--- START OF Dataset ---

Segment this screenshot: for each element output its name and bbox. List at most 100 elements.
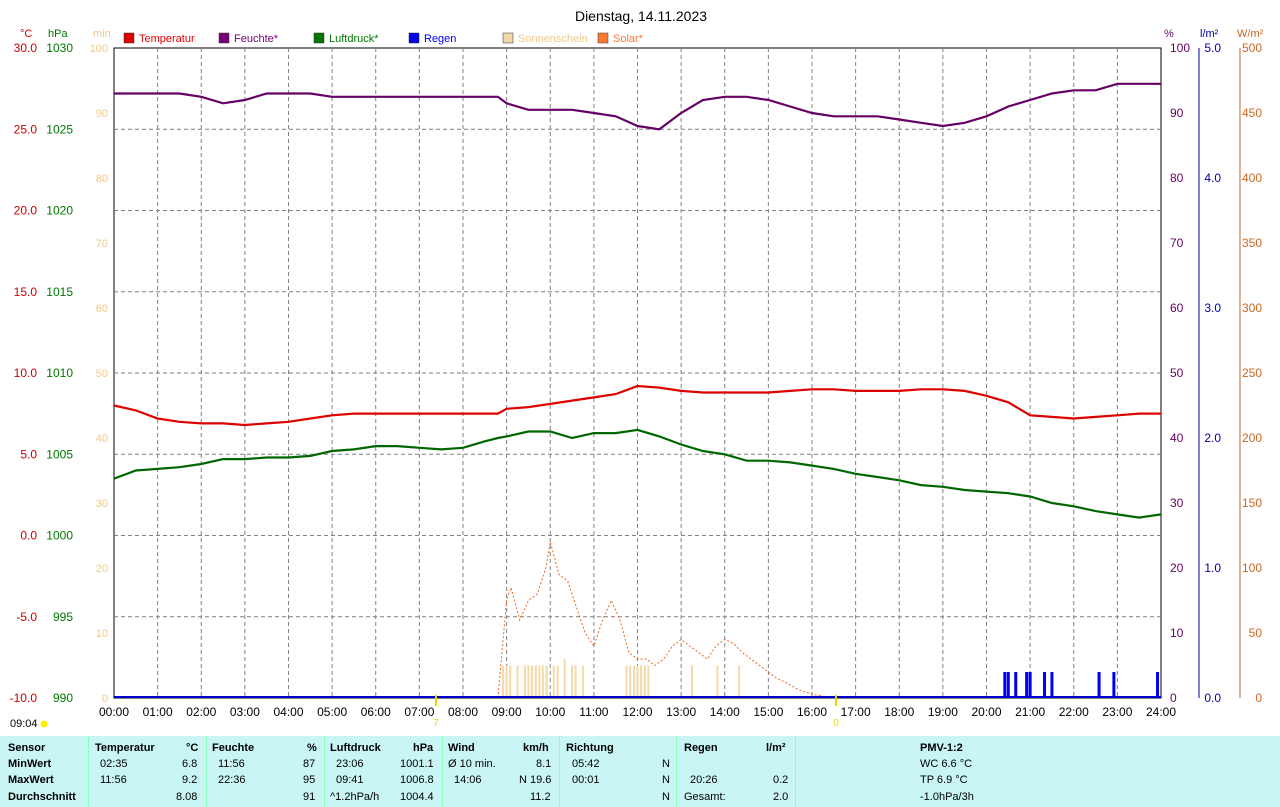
sunshine-tick-label: 30 [96, 498, 108, 510]
temp-tick-label: 20.0 [14, 204, 38, 218]
humidity-tick-label: 10 [1170, 626, 1184, 640]
wind-avg10-value: 8.1 [536, 758, 552, 770]
pmv-header: PMV-1:2 [920, 742, 963, 754]
solar-tick-label: 450 [1242, 106, 1262, 120]
sunshine-tick-label: 10 [96, 628, 108, 640]
rain-unit-label: l/m² [1200, 28, 1219, 40]
pressure-tick-label: 1000 [46, 529, 73, 543]
wind-max-value: N 19.6 [519, 774, 552, 786]
pressure-unit: hPa [413, 742, 434, 754]
humidity-unit: % [307, 742, 317, 754]
pressure-tick-label: 1030 [46, 41, 73, 55]
temp-tick-label: 25.0 [14, 122, 38, 136]
pressure-unit-label: hPa [48, 28, 68, 40]
x-tick-label: 22:00 [1059, 705, 1089, 719]
rain-tick-label: 3.0 [1204, 301, 1221, 315]
x-tick-label: 15:00 [753, 705, 783, 719]
humidity-min-value: 87 [303, 758, 316, 770]
series-line-feuchte [114, 82, 1161, 131]
legend-label: Temperatur [139, 33, 195, 45]
x-tick-label: 12:00 [622, 705, 652, 719]
pressure-tick-label: 1005 [46, 447, 73, 461]
temp-tick-label: 0.0 [20, 529, 37, 543]
legend-label: Regen [424, 33, 456, 45]
x-tick-label: 24:00 [1146, 705, 1176, 719]
humidity-tick-label: 50 [1170, 366, 1184, 380]
sunshine-bar [552, 665, 555, 698]
temp-tick-label: 30.0 [14, 41, 38, 55]
pressure-header: Luftdruck [330, 742, 381, 754]
x-tick-label: 21:00 [1015, 705, 1045, 719]
humidity-max-value: 95 [303, 774, 316, 786]
sunshine-bar [716, 665, 719, 698]
humidity-min-time: 11:56 [218, 758, 245, 770]
sensor-header: Sensor [8, 742, 46, 754]
direction-min-value: N [662, 758, 670, 770]
x-tick-label: 23:00 [1102, 705, 1132, 719]
rain-bar [1003, 672, 1007, 698]
row-avg-label: Durchschnitt [8, 791, 76, 803]
pressure-tick-label: 1020 [46, 204, 73, 218]
pmv-dewpoint: TP 6.9 °C [920, 774, 968, 786]
series-line-luftdruck [113, 428, 1162, 519]
wind-unit: km/h [523, 742, 549, 754]
x-tick-label: 14:00 [710, 705, 740, 719]
time-marker-label: 09:04 [10, 718, 38, 730]
temp-header: Temperatur [95, 742, 155, 754]
sunshine-bar [633, 665, 636, 698]
legend-swatch [597, 32, 609, 44]
temp-min-value: 6.8 [182, 758, 198, 770]
sunshine-tick-label: 20 [96, 563, 108, 575]
solar-tick-label: 350 [1242, 236, 1262, 250]
solar-tick-label: 250 [1242, 366, 1262, 380]
direction-max-time: 00:01 [572, 774, 600, 786]
sunrise-marker-label: 7 [433, 718, 439, 729]
rain-total-label: Gesamt: [684, 791, 726, 803]
x-tick-label: 11:00 [579, 705, 608, 719]
x-tick-label: 08:00 [448, 705, 478, 719]
series-lines [113, 82, 1162, 699]
rain-bar [1014, 672, 1018, 698]
x-tick-label: 20:00 [971, 705, 1001, 719]
sunshine-tick-label: 0 [102, 693, 108, 705]
humidity-tick-label: 20 [1170, 561, 1184, 575]
temp-max-time: 11:56 [100, 774, 127, 786]
grid [114, 48, 1161, 698]
sunshine-bar [541, 665, 544, 698]
sunshine-bar [691, 665, 694, 698]
sunshine-bar [738, 665, 741, 698]
solar-tick-label: 400 [1242, 171, 1262, 185]
series-line-solar [497, 541, 834, 699]
humidity-tick-label: 0 [1170, 691, 1177, 705]
solar-tick-label: 500 [1242, 41, 1262, 55]
direction-max-value: N [662, 774, 670, 786]
solar-tick-label: 100 [1242, 561, 1262, 575]
rain-bar [1043, 672, 1047, 698]
x-tick-label: 16:00 [797, 705, 827, 719]
pressure-tick-label: 1015 [46, 285, 73, 299]
pressure-min-value: 1001.1 [400, 758, 434, 770]
sunshine-bar [505, 665, 508, 698]
rain-bar [1025, 672, 1029, 698]
temp-tick-label: 15.0 [14, 285, 38, 299]
rain-bars [1003, 672, 1160, 698]
sunshine-bar [643, 665, 646, 698]
sunset-marker-label: 0 [833, 718, 839, 729]
temp-min-time: 02:35 [100, 758, 128, 770]
solar-tick-label: 50 [1249, 626, 1263, 640]
pmv-pressure-trend: -1.0hPa/3h [920, 791, 974, 803]
direction-header: Richtung [566, 742, 614, 754]
sunshine-bar [530, 665, 533, 698]
sunshine-unit-label: min [93, 28, 111, 40]
solar-tick-label: 150 [1242, 496, 1262, 510]
sunshine-bar [523, 665, 526, 698]
sunshine-bar [581, 665, 584, 698]
temp-unit-label: °C [20, 28, 32, 40]
sunshine-tick-label: 90 [96, 108, 108, 120]
sunshine-tick-label: 80 [96, 173, 108, 185]
rain-unit: l/m² [766, 742, 786, 754]
temp-tick-label: -10.0 [10, 691, 38, 705]
legend-label: Solar* [613, 33, 644, 45]
pressure-tick-label: 995 [53, 610, 73, 624]
rain-bar [1028, 672, 1032, 698]
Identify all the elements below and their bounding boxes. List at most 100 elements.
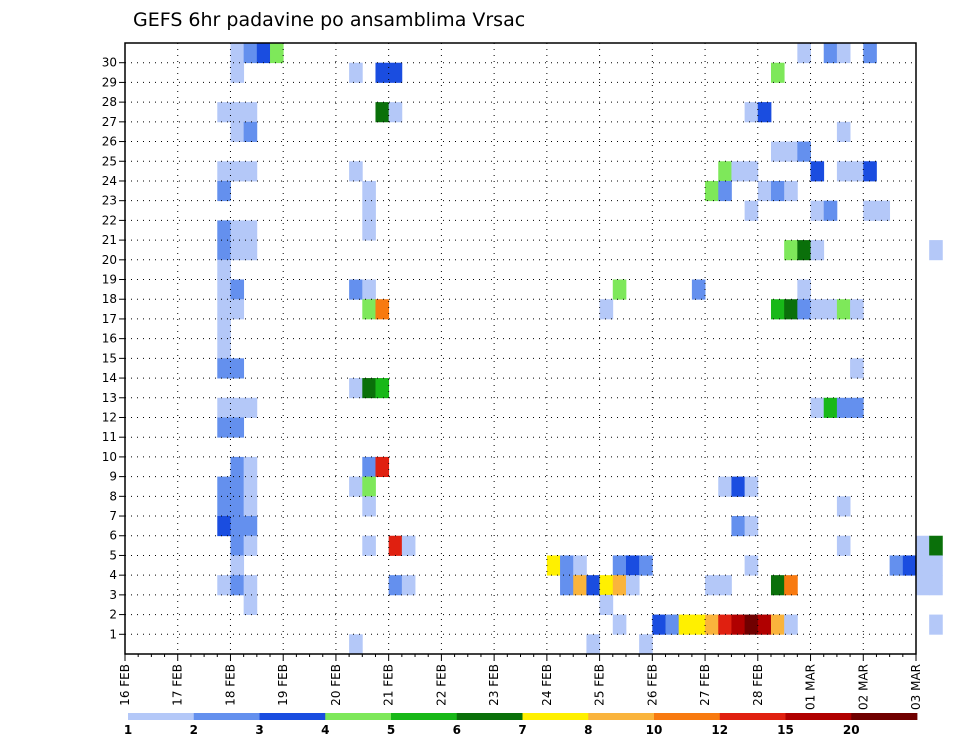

--- END OF Dataset ---

■ The exercise ■
Copy all of the data above verbatim, line by line, and leave out the pictures.

■ Output below ■
Segment this screenshot: for each element output its name and bbox. List at most 100 elements.
sunshine-tick-label: 30 [96, 498, 108, 510]
temp-tick-label: 20.0 [14, 204, 38, 218]
humidity-tick-label: 10 [1170, 626, 1184, 640]
wind-avg10-value: 8.1 [536, 758, 552, 770]
pmv-header: PMV-1:2 [920, 742, 963, 754]
solar-tick-label: 450 [1242, 106, 1262, 120]
sunshine-tick-label: 10 [96, 628, 108, 640]
rain-unit-label: l/m² [1200, 28, 1219, 40]
pressure-tick-label: 1000 [46, 529, 73, 543]
wind-max-value: N 19.6 [519, 774, 552, 786]
pressure-unit: hPa [413, 742, 434, 754]
humidity-unit: % [307, 742, 317, 754]
pressure-tick-label: 1030 [46, 41, 73, 55]
temp-tick-label: 25.0 [14, 122, 38, 136]
pressure-unit-label: hPa [48, 28, 68, 40]
x-tick-label: 22:00 [1059, 705, 1089, 719]
rain-tick-label: 3.0 [1204, 301, 1221, 315]
x-tick-label: 15:00 [753, 705, 783, 719]
humidity-min-value: 87 [303, 758, 316, 770]
series-line-feuchte [114, 82, 1161, 131]
legend-label: Temperatur [139, 33, 195, 45]
x-tick-label: 12:00 [622, 705, 652, 719]
pressure-tick-label: 1005 [46, 447, 73, 461]
temp-tick-label: 0.0 [20, 529, 37, 543]
legend-label: Regen [424, 33, 456, 45]
x-tick-label: 24:00 [1146, 705, 1176, 719]
humidity-tick-label: 50 [1170, 366, 1184, 380]
sunshine-bar [552, 665, 555, 698]
temp-tick-label: 30.0 [14, 41, 38, 55]
pressure-header: Luftdruck [330, 742, 381, 754]
x-tick-label: 21:00 [1015, 705, 1045, 719]
humidity-max-value: 95 [303, 774, 316, 786]
sunshine-bar [716, 665, 719, 698]
humidity-min-time: 11:56 [218, 758, 245, 770]
sensor-header: Sensor [8, 742, 46, 754]
direction-min-value: N [662, 758, 670, 770]
x-tick-label: 23:00 [1102, 705, 1132, 719]
rain-bar [1003, 672, 1007, 698]
row-avg-label: Durchschnitt [8, 791, 76, 803]
pressure-tick-label: 1020 [46, 204, 73, 218]
pmv-dewpoint: TP 6.9 °C [920, 774, 968, 786]
series-line-luftdruck [113, 428, 1162, 519]
wind-unit: km/h [523, 742, 549, 754]
x-tick-label: 14:00 [710, 705, 740, 719]
time-marker-label: 09:04 [10, 718, 38, 730]
temp-header: Temperatur [95, 742, 155, 754]
sunshine-bar [633, 665, 636, 698]
legend-swatch [597, 32, 609, 44]
temp-min-value: 6.8 [182, 758, 198, 770]
sunshine-tick-label: 20 [96, 563, 108, 575]
solar-tick-label: 350 [1242, 236, 1262, 250]
solar-tick-label: 250 [1242, 366, 1262, 380]
direction-max-time: 00:01 [572, 774, 600, 786]
sunrise-marker-label: 7 [433, 718, 439, 729]
rain-total-label: Gesamt: [684, 791, 726, 803]
x-tick-label: 11:00 [579, 705, 608, 719]
x-tick-label: 08:00 [448, 705, 478, 719]
series-lines [113, 82, 1162, 699]
rain-bar [1014, 672, 1018, 698]
x-tick-label: 20:00 [971, 705, 1001, 719]
sunshine-tick-label: 0 [102, 693, 108, 705]
humidity-tick-label: 20 [1170, 561, 1184, 575]
temp-max-time: 11:56 [100, 774, 127, 786]
grid [114, 48, 1161, 698]
sunshine-bar [541, 665, 544, 698]
sunshine-bar [691, 665, 694, 698]
sunshine-bar [738, 665, 741, 698]
solar-tick-label: 400 [1242, 171, 1262, 185]
series-line-solar [497, 541, 834, 699]
humidity-tick-label: 0 [1170, 691, 1177, 705]
solar-tick-label: 500 [1242, 41, 1262, 55]
direction-max-value: N [662, 774, 670, 786]
solar-tick-label: 100 [1242, 561, 1262, 575]
rain-bar [1043, 672, 1047, 698]
x-tick-label: 16:00 [797, 705, 827, 719]
pressure-tick-label: 1015 [46, 285, 73, 299]
pressure-min-value: 1001.1 [400, 758, 434, 770]
sunshine-bar [505, 665, 508, 698]
rain-bar [1025, 672, 1029, 698]
temp-tick-label: 15.0 [14, 285, 38, 299]
rain-bars [1003, 672, 1160, 698]
sunshine-bar [643, 665, 646, 698]
sunset-marker-label: 0 [833, 718, 839, 729]
temp-min-time: 02:35 [100, 758, 128, 770]
solar-tick-label: 50 [1249, 626, 1263, 640]
pmv-pressure-trend: -1.0hPa/3h [920, 791, 974, 803]
direction-header: Richtung [566, 742, 614, 754]
sunshine-bar [530, 665, 533, 698]
sunshine-unit-label: min [93, 28, 111, 40]
solar-tick-label: 150 [1242, 496, 1262, 510]
sunshine-bar [523, 665, 526, 698]
sunshine-bar [581, 665, 584, 698]
temp-unit-label: °C [20, 28, 32, 40]
sunshine-tick-label: 90 [96, 108, 108, 120]
sunshine-tick-label: 80 [96, 173, 108, 185]
rain-unit: l/m² [766, 742, 786, 754]
temp-tick-label: -10.0 [10, 691, 38, 705]
legend-label: Solar* [613, 33, 644, 45]
pressure-tick-label: 995 [53, 610, 73, 624]
rain-bar [1028, 672, 1032, 698]
Identify all the elements below and their bounding boxes. List at most 100 elements.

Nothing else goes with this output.